**DATA SUPPLIED:**
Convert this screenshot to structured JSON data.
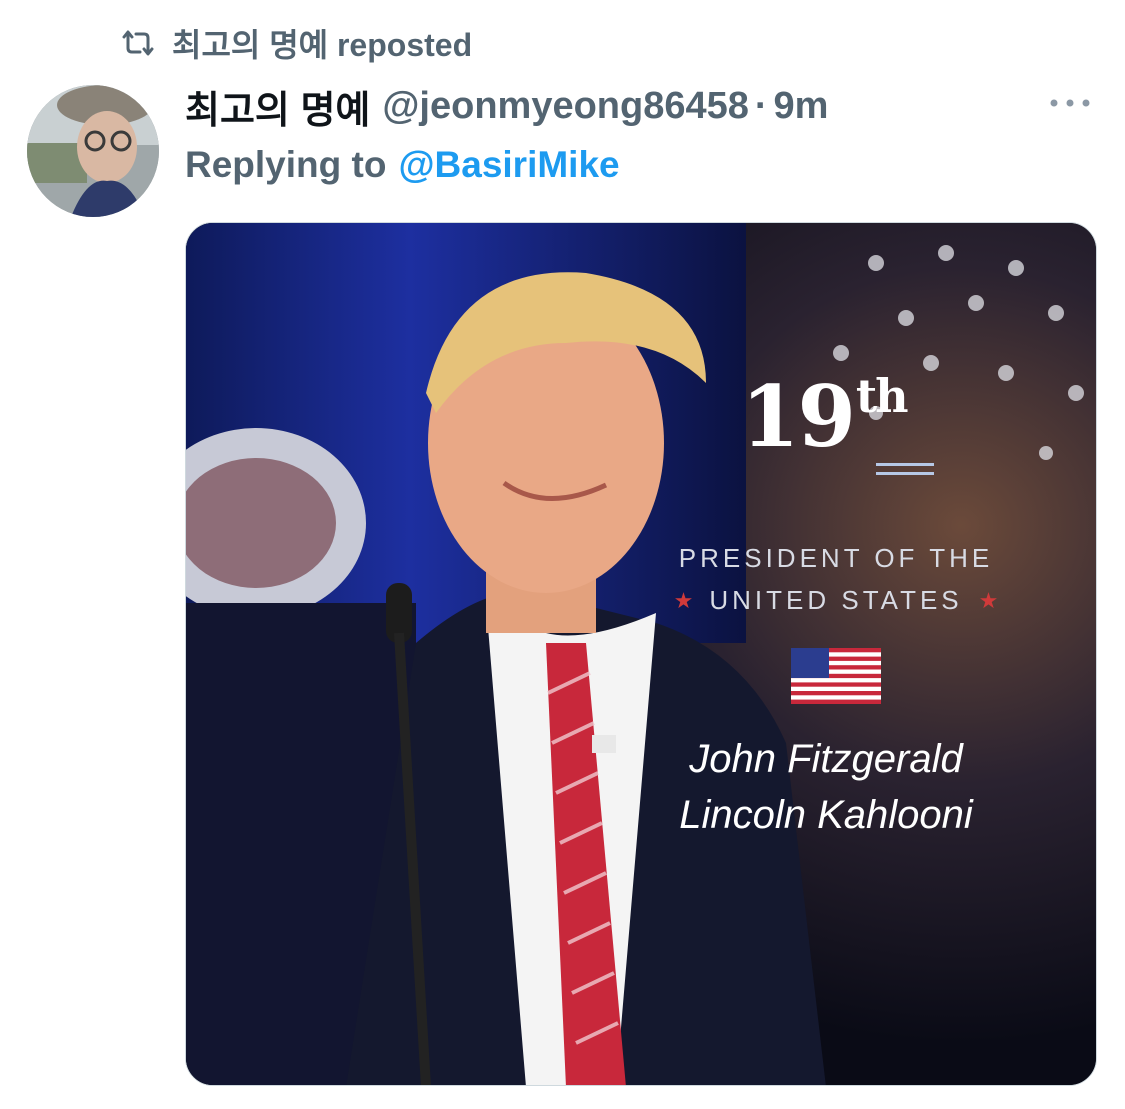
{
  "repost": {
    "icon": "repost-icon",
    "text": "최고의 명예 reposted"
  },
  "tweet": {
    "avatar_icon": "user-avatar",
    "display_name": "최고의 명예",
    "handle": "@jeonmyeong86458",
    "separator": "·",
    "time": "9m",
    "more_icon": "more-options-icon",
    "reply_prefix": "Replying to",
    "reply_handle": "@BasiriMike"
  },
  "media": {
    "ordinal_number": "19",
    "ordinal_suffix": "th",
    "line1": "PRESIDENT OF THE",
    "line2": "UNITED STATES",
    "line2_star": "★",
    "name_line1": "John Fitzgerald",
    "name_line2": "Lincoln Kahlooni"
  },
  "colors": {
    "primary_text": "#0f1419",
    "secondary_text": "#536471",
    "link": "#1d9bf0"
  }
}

**AIM:**
Pictures are excluded; output everything else in the data verbatim.

**TASK ANSWER:**
Convert this screenshot to structured JSON data.
{
  "repost": {
    "icon": "repost-icon",
    "text": "최고의 명예 reposted"
  },
  "tweet": {
    "avatar_icon": "user-avatar",
    "display_name": "최고의 명예",
    "handle": "@jeonmyeong86458",
    "separator": "·",
    "time": "9m",
    "more_icon": "more-options-icon",
    "reply_prefix": "Replying to",
    "reply_handle": "@BasiriMike"
  },
  "media": {
    "ordinal_number": "19",
    "ordinal_suffix": "th",
    "line1": "PRESIDENT OF THE",
    "line2": "UNITED STATES",
    "line2_star": "★",
    "name_line1": "John Fitzgerald",
    "name_line2": "Lincoln Kahlooni"
  },
  "colors": {
    "primary_text": "#0f1419",
    "secondary_text": "#536471",
    "link": "#1d9bf0"
  }
}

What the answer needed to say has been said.